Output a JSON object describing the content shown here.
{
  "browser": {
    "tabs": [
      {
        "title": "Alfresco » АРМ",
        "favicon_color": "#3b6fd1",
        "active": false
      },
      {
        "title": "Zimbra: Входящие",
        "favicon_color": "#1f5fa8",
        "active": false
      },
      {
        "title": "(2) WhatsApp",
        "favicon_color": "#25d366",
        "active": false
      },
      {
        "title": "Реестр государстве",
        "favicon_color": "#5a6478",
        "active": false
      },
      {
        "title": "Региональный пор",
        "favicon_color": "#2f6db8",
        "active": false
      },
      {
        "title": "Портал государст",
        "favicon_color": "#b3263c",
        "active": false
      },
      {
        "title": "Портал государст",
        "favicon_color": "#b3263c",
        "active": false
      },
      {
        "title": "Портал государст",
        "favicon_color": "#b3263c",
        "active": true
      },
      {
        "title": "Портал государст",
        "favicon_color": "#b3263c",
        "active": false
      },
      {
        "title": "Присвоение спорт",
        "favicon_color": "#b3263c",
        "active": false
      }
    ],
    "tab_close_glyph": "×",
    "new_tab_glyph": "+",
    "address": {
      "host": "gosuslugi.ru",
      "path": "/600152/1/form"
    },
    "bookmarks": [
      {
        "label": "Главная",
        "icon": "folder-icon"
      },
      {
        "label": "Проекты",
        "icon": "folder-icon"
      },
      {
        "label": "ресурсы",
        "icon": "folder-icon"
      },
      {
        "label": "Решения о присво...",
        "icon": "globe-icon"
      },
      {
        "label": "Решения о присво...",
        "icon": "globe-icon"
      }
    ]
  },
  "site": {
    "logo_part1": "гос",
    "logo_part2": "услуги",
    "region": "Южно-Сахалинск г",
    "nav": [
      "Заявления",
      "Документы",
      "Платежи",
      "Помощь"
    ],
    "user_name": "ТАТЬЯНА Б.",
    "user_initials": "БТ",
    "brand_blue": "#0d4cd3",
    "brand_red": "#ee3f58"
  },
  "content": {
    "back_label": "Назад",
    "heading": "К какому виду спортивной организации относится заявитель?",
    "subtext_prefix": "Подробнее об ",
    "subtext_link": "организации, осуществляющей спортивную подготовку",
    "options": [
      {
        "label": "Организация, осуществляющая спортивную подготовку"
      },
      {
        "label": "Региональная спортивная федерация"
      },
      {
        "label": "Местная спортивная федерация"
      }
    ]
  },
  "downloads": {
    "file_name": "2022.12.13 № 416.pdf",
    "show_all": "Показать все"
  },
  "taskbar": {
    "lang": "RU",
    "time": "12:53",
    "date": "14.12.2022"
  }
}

————————

**EXERCISE AIM**
Within the material above, find the lines that contain the word "организации"; copy them.

**EXERCISE RESPONSE**
    "heading": "К какому виду спортивной организации относится заявитель?",
    "subtext_link": "организации, осуществляющей спортивную подготовку",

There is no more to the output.